CHALLENGE | Quote the records beneath, complete and exact. Leave out images.

Stored data
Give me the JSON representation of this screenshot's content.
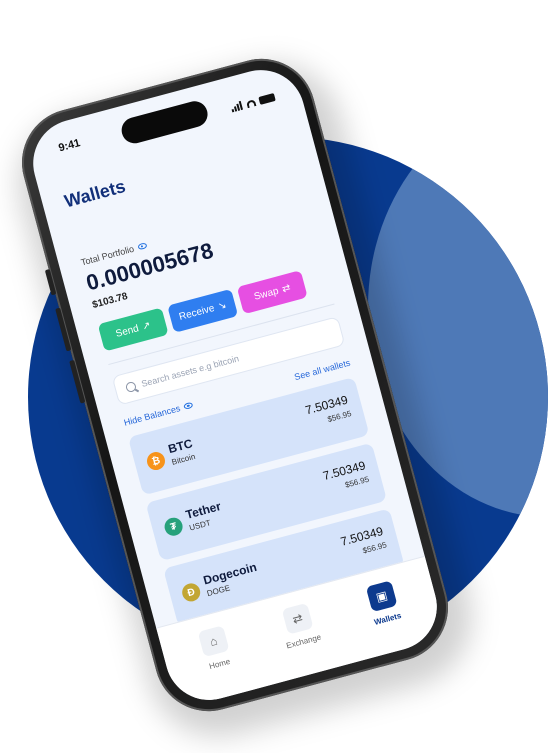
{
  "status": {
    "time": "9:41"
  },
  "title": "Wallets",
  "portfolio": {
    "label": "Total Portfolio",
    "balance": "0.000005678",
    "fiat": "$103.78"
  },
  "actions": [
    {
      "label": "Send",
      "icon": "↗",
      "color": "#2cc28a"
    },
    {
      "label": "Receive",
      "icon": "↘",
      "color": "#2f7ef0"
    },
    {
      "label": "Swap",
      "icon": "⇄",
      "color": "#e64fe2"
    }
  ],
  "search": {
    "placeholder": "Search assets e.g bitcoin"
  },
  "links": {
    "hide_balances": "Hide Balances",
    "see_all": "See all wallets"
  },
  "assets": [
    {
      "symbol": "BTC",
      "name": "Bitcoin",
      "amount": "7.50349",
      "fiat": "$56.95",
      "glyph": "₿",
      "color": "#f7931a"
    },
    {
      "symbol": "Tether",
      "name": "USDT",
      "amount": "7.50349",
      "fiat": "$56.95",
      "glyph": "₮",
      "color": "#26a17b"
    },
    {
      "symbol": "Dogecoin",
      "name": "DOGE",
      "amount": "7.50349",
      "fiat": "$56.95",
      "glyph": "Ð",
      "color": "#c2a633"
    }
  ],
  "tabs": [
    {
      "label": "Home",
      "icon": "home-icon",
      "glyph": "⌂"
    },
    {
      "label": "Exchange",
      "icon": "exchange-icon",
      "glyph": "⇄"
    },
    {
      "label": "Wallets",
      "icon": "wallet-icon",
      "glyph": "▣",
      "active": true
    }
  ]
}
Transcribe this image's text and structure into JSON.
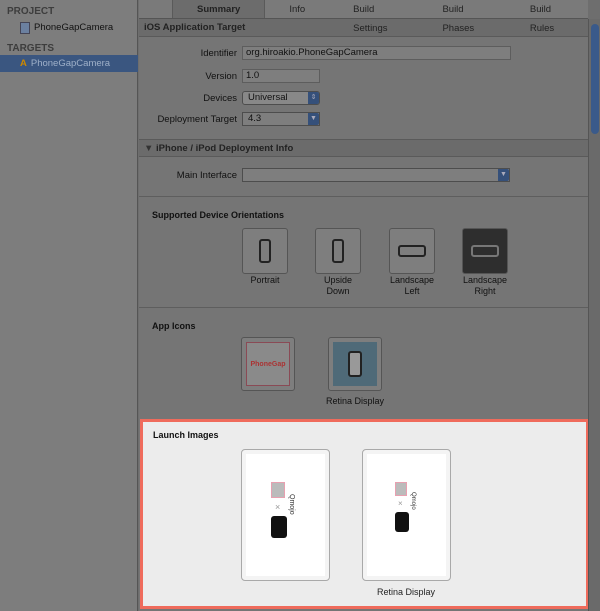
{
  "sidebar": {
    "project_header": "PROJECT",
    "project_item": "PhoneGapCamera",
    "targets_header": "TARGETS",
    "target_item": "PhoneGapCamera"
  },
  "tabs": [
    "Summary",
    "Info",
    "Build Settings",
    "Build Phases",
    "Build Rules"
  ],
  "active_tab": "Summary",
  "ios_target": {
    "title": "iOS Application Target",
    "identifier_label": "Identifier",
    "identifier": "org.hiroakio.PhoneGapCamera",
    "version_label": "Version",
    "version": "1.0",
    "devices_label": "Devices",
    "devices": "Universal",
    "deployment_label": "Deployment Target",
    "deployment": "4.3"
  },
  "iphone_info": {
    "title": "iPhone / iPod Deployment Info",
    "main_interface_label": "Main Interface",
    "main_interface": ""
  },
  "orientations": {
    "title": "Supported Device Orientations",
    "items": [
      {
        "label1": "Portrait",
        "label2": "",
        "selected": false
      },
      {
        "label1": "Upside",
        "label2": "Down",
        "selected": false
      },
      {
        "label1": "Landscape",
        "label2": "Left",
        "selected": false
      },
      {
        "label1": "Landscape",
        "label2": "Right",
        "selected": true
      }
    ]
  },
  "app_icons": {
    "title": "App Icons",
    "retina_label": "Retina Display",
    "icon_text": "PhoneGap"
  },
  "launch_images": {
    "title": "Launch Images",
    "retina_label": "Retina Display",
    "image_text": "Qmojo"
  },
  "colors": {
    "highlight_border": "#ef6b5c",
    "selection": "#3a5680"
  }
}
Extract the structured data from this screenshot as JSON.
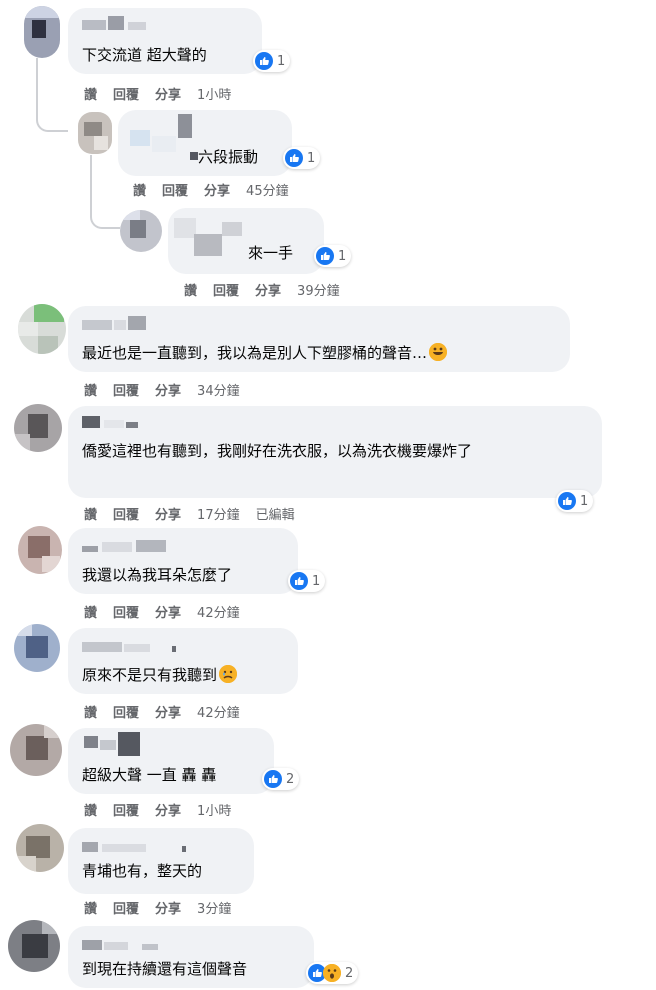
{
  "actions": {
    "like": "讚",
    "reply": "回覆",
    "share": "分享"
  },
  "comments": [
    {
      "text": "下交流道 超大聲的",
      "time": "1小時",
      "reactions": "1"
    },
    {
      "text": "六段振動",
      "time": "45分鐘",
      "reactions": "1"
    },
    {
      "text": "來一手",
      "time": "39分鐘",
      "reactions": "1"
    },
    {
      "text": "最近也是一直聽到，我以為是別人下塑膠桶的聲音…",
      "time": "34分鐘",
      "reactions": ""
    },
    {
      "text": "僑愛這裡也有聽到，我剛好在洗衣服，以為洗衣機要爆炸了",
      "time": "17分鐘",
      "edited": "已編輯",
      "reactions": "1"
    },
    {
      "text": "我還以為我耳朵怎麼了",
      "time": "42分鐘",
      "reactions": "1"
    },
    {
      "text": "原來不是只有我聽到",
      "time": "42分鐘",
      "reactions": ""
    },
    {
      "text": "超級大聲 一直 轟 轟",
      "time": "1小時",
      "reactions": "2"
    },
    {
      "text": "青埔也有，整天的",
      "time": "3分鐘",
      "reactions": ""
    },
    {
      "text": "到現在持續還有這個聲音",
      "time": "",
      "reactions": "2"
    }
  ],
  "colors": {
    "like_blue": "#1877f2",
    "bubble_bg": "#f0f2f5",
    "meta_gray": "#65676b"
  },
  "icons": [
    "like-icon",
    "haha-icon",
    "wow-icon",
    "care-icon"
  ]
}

EXERCISE RESPONSE |
Give me the JSON representation of this screenshot's content.
{
  "status": {
    "time": "9:41"
  },
  "title": "Wallets",
  "portfolio": {
    "label": "Total Portfolio",
    "balance": "0.000005678",
    "fiat": "$103.78"
  },
  "actions": [
    {
      "label": "Send",
      "icon": "↗",
      "color": "#2cc28a"
    },
    {
      "label": "Receive",
      "icon": "↘",
      "color": "#2f7ef0"
    },
    {
      "label": "Swap",
      "icon": "⇄",
      "color": "#e64fe2"
    }
  ],
  "search": {
    "placeholder": "Search assets e.g bitcoin"
  },
  "links": {
    "hide_balances": "Hide Balances",
    "see_all": "See all wallets"
  },
  "assets": [
    {
      "symbol": "BTC",
      "name": "Bitcoin",
      "amount": "7.50349",
      "fiat": "$56.95",
      "glyph": "₿",
      "color": "#f7931a"
    },
    {
      "symbol": "Tether",
      "name": "USDT",
      "amount": "7.50349",
      "fiat": "$56.95",
      "glyph": "₮",
      "color": "#26a17b"
    },
    {
      "symbol": "Dogecoin",
      "name": "DOGE",
      "amount": "7.50349",
      "fiat": "$56.95",
      "glyph": "Ð",
      "color": "#c2a633"
    }
  ],
  "tabs": [
    {
      "label": "Home",
      "icon": "home-icon",
      "glyph": "⌂"
    },
    {
      "label": "Exchange",
      "icon": "exchange-icon",
      "glyph": "⇄"
    },
    {
      "label": "Wallets",
      "icon": "wallet-icon",
      "glyph": "▣",
      "active": true
    }
  ]
}
Transcribe this image's text and structure into JSON.
{
  "sidebar": {
    "project_header": "PROJECT",
    "project_item": "PhoneGapCamera",
    "targets_header": "TARGETS",
    "target_item": "PhoneGapCamera"
  },
  "tabs": [
    "Summary",
    "Info",
    "Build Settings",
    "Build Phases",
    "Build Rules"
  ],
  "active_tab": "Summary",
  "ios_target": {
    "title": "iOS Application Target",
    "identifier_label": "Identifier",
    "identifier": "org.hiroakio.PhoneGapCamera",
    "version_label": "Version",
    "version": "1.0",
    "devices_label": "Devices",
    "devices": "Universal",
    "deployment_label": "Deployment Target",
    "deployment": "4.3"
  },
  "iphone_info": {
    "title": "iPhone / iPod Deployment Info",
    "main_interface_label": "Main Interface",
    "main_interface": ""
  },
  "orientations": {
    "title": "Supported Device Orientations",
    "items": [
      {
        "label1": "Portrait",
        "label2": "",
        "selected": false
      },
      {
        "label1": "Upside",
        "label2": "Down",
        "selected": false
      },
      {
        "label1": "Landscape",
        "label2": "Left",
        "selected": false
      },
      {
        "label1": "Landscape",
        "label2": "Right",
        "selected": true
      }
    ]
  },
  "app_icons": {
    "title": "App Icons",
    "retina_label": "Retina Display",
    "icon_text": "PhoneGap"
  },
  "launch_images": {
    "title": "Launch Images",
    "retina_label": "Retina Display",
    "image_text": "Qmojo"
  },
  "colors": {
    "highlight_border": "#ef6b5c",
    "selection": "#3a5680"
  }
}
Extract the structured data from this screenshot as JSON.
{
  "actions": {
    "like": "讚",
    "reply": "回覆",
    "share": "分享"
  },
  "comments": [
    {
      "text": "下交流道 超大聲的",
      "time": "1小時",
      "reactions": "1"
    },
    {
      "text": "六段振動",
      "time": "45分鐘",
      "reactions": "1"
    },
    {
      "text": "來一手",
      "time": "39分鐘",
      "reactions": "1"
    },
    {
      "text": "最近也是一直聽到，我以為是別人下塑膠桶的聲音…",
      "time": "34分鐘",
      "reactions": ""
    },
    {
      "text": "僑愛這裡也有聽到，我剛好在洗衣服，以為洗衣機要爆炸了",
      "time": "17分鐘",
      "edited": "已編輯",
      "reactions": "1"
    },
    {
      "text": "我還以為我耳朵怎麼了",
      "time": "42分鐘",
      "reactions": "1"
    },
    {
      "text": "原來不是只有我聽到",
      "time": "42分鐘",
      "reactions": ""
    },
    {
      "text": "超級大聲 一直 轟 轟",
      "time": "1小時",
      "reactions": "2"
    },
    {
      "text": "青埔也有，整天的",
      "time": "3分鐘",
      "reactions": ""
    },
    {
      "text": "到現在持續還有這個聲音",
      "time": "",
      "reactions": "2"
    }
  ],
  "colors": {
    "like_blue": "#1877f2",
    "bubble_bg": "#f0f2f5",
    "meta_gray": "#65676b"
  },
  "icons": [
    "like-icon",
    "haha-icon",
    "wow-icon",
    "care-icon"
  ]
}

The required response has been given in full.